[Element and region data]
+++

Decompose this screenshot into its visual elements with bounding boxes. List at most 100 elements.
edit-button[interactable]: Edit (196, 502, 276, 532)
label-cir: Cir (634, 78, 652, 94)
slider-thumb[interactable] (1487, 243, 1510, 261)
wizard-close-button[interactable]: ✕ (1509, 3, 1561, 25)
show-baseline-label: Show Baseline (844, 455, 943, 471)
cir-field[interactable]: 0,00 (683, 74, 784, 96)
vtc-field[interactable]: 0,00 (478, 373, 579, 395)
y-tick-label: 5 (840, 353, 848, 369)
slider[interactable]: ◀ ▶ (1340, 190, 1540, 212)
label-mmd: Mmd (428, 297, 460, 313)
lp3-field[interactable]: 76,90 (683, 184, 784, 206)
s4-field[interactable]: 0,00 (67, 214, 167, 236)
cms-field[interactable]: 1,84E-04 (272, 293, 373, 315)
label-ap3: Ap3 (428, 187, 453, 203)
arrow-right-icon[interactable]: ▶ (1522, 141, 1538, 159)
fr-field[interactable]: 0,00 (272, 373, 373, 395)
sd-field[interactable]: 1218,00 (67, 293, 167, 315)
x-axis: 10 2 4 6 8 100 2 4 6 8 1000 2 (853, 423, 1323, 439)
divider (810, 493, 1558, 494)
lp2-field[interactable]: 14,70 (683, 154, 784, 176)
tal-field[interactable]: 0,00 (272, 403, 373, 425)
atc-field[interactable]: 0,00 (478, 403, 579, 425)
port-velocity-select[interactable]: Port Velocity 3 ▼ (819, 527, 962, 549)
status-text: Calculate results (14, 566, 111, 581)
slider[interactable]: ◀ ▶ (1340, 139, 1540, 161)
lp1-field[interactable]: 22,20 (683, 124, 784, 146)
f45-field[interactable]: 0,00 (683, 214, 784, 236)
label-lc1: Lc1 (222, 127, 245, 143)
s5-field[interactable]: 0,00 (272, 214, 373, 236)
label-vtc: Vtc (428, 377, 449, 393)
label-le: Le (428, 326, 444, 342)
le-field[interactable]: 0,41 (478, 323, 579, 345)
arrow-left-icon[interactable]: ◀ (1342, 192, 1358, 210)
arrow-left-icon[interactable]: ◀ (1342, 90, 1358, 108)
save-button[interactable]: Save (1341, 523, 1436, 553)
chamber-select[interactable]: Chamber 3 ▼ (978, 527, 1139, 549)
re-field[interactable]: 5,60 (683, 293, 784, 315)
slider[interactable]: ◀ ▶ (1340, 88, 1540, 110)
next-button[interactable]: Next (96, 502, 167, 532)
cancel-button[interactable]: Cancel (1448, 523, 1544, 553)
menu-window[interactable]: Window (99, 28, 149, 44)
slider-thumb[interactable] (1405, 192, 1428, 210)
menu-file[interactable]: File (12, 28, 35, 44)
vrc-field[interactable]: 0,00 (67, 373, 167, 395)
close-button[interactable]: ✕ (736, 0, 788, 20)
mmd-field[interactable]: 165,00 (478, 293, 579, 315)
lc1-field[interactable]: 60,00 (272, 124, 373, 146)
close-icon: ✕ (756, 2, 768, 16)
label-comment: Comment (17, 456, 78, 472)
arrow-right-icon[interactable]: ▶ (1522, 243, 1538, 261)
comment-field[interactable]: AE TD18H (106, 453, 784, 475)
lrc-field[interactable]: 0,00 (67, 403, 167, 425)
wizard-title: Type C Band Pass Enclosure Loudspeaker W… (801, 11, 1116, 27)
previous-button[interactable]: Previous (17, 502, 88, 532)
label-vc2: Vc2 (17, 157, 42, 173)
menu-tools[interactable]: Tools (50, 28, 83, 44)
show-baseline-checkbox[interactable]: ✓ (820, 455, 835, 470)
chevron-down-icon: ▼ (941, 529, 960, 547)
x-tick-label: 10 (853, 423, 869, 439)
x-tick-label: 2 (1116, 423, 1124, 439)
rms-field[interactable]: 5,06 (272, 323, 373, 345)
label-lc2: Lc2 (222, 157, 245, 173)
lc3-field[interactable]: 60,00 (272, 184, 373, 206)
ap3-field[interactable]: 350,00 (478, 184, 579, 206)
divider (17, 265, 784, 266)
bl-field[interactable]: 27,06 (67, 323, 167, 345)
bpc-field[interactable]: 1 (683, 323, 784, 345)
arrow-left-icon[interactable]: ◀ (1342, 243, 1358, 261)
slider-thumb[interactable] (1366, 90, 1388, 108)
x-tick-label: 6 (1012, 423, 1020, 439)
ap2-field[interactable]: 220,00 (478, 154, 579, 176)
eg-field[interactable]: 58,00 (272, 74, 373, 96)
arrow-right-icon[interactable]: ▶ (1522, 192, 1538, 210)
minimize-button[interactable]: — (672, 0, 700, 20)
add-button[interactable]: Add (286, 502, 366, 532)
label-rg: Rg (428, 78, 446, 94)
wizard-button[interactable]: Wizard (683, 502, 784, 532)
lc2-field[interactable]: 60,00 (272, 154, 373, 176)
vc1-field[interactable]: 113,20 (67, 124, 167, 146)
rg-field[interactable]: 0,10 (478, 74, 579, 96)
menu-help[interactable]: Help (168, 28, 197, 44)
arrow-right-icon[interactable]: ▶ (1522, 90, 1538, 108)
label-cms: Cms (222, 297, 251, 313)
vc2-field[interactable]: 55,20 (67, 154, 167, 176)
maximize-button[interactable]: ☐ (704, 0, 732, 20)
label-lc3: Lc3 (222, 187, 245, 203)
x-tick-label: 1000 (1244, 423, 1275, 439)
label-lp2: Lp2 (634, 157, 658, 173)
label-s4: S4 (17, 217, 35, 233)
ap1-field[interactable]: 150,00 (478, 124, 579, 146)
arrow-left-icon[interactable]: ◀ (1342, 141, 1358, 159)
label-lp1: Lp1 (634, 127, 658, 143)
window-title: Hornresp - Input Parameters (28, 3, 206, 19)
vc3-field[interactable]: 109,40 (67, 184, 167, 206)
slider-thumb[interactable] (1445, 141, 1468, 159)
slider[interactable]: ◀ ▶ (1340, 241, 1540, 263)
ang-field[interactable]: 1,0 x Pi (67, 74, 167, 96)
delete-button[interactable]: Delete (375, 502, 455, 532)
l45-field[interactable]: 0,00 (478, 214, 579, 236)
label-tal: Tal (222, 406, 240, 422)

+++

• GIVEN REQUEST: Copy out every line of the records above word for word, with no changes.

• CORRECT ANSWER:
Decompose this screenshot into its visual elements with bounding boxes. List at most 100 elements.
edit-button[interactable]: Edit (196, 502, 276, 532)
label-cir: Cir (634, 78, 652, 94)
slider-thumb[interactable] (1487, 243, 1510, 261)
wizard-close-button[interactable]: ✕ (1509, 3, 1561, 25)
show-baseline-label: Show Baseline (844, 455, 943, 471)
cir-field[interactable]: 0,00 (683, 74, 784, 96)
vtc-field[interactable]: 0,00 (478, 373, 579, 395)
y-tick-label: 5 (840, 353, 848, 369)
slider[interactable]: ◀ ▶ (1340, 190, 1540, 212)
label-mmd: Mmd (428, 297, 460, 313)
lp3-field[interactable]: 76,90 (683, 184, 784, 206)
s4-field[interactable]: 0,00 (67, 214, 167, 236)
cms-field[interactable]: 1,84E-04 (272, 293, 373, 315)
label-ap3: Ap3 (428, 187, 453, 203)
arrow-right-icon[interactable]: ▶ (1522, 141, 1538, 159)
fr-field[interactable]: 0,00 (272, 373, 373, 395)
sd-field[interactable]: 1218,00 (67, 293, 167, 315)
x-axis: 10 2 4 6 8 100 2 4 6 8 1000 2 (853, 423, 1323, 439)
divider (810, 493, 1558, 494)
lp2-field[interactable]: 14,70 (683, 154, 784, 176)
tal-field[interactable]: 0,00 (272, 403, 373, 425)
atc-field[interactable]: 0,00 (478, 403, 579, 425)
port-velocity-select[interactable]: Port Velocity 3 ▼ (819, 527, 962, 549)
status-text: Calculate results (14, 566, 111, 581)
slider[interactable]: ◀ ▶ (1340, 139, 1540, 161)
lp1-field[interactable]: 22,20 (683, 124, 784, 146)
f45-field[interactable]: 0,00 (683, 214, 784, 236)
label-lc1: Lc1 (222, 127, 245, 143)
s5-field[interactable]: 0,00 (272, 214, 373, 236)
label-vtc: Vtc (428, 377, 449, 393)
label-le: Le (428, 326, 444, 342)
le-field[interactable]: 0,41 (478, 323, 579, 345)
arrow-left-icon[interactable]: ◀ (1342, 192, 1358, 210)
arrow-left-icon[interactable]: ◀ (1342, 90, 1358, 108)
save-button[interactable]: Save (1341, 523, 1436, 553)
chamber-select[interactable]: Chamber 3 ▼ (978, 527, 1139, 549)
re-field[interactable]: 5,60 (683, 293, 784, 315)
slider[interactable]: ◀ ▶ (1340, 88, 1540, 110)
next-button[interactable]: Next (96, 502, 167, 532)
cancel-button[interactable]: Cancel (1448, 523, 1544, 553)
menu-window[interactable]: Window (99, 28, 149, 44)
slider-thumb[interactable] (1405, 192, 1428, 210)
menu-file[interactable]: File (12, 28, 35, 44)
vrc-field[interactable]: 0,00 (67, 373, 167, 395)
close-button[interactable]: ✕ (736, 0, 788, 20)
mmd-field[interactable]: 165,00 (478, 293, 579, 315)
lc1-field[interactable]: 60,00 (272, 124, 373, 146)
close-icon: ✕ (756, 2, 768, 16)
label-comment: Comment (17, 456, 78, 472)
arrow-right-icon[interactable]: ▶ (1522, 243, 1538, 261)
comment-field[interactable]: AE TD18H (106, 453, 784, 475)
lrc-field[interactable]: 0,00 (67, 403, 167, 425)
wizard-title: Type C Band Pass Enclosure Loudspeaker W… (801, 11, 1116, 27)
previous-button[interactable]: Previous (17, 502, 88, 532)
label-vc2: Vc2 (17, 157, 42, 173)
menu-tools[interactable]: Tools (50, 28, 83, 44)
show-baseline-checkbox[interactable]: ✓ (820, 455, 835, 470)
chevron-down-icon: ▼ (941, 529, 960, 547)
x-tick-label: 10 (853, 423, 869, 439)
x-tick-label: 2 (1116, 423, 1124, 439)
rms-field[interactable]: 5,06 (272, 323, 373, 345)
label-lc2: Lc2 (222, 157, 245, 173)
lc3-field[interactable]: 60,00 (272, 184, 373, 206)
ap3-field[interactable]: 350,00 (478, 184, 579, 206)
divider (17, 265, 784, 266)
bl-field[interactable]: 27,06 (67, 323, 167, 345)
bpc-field[interactable]: 1 (683, 323, 784, 345)
arrow-left-icon[interactable]: ◀ (1342, 243, 1358, 261)
slider-thumb[interactable] (1366, 90, 1388, 108)
x-tick-label: 6 (1012, 423, 1020, 439)
ap2-field[interactable]: 220,00 (478, 154, 579, 176)
eg-field[interactable]: 58,00 (272, 74, 373, 96)
arrow-right-icon[interactable]: ▶ (1522, 192, 1538, 210)
minimize-button[interactable]: — (672, 0, 700, 20)
add-button[interactable]: Add (286, 502, 366, 532)
label-rg: Rg (428, 78, 446, 94)
wizard-button[interactable]: Wizard (683, 502, 784, 532)
lc2-field[interactable]: 60,00 (272, 154, 373, 176)
vc1-field[interactable]: 113,20 (67, 124, 167, 146)
rg-field[interactable]: 0,10 (478, 74, 579, 96)
menu-help[interactable]: Help (168, 28, 197, 44)
arrow-right-icon[interactable]: ▶ (1522, 90, 1538, 108)
label-cms: Cms (222, 297, 251, 313)
vc2-field[interactable]: 55,20 (67, 154, 167, 176)
maximize-button[interactable]: ☐ (704, 0, 732, 20)
label-lc3: Lc3 (222, 187, 245, 203)
x-tick-label: 1000 (1244, 423, 1275, 439)
label-lp2: Lp2 (634, 157, 658, 173)
label-s4: S4 (17, 217, 35, 233)
ap1-field[interactable]: 150,00 (478, 124, 579, 146)
arrow-left-icon[interactable]: ◀ (1342, 141, 1358, 159)
label-lp1: Lp1 (634, 127, 658, 143)
window-title: Hornresp - Input Parameters (28, 3, 206, 19)
vc3-field[interactable]: 109,40 (67, 184, 167, 206)
slider-thumb[interactable] (1445, 141, 1468, 159)
slider[interactable]: ◀ ▶ (1340, 241, 1540, 263)
ang-field[interactable]: 1,0 x Pi (67, 74, 167, 96)
delete-button[interactable]: Delete (375, 502, 455, 532)
l45-field[interactable]: 0,00 (478, 214, 579, 236)
label-tal: Tal (222, 406, 240, 422)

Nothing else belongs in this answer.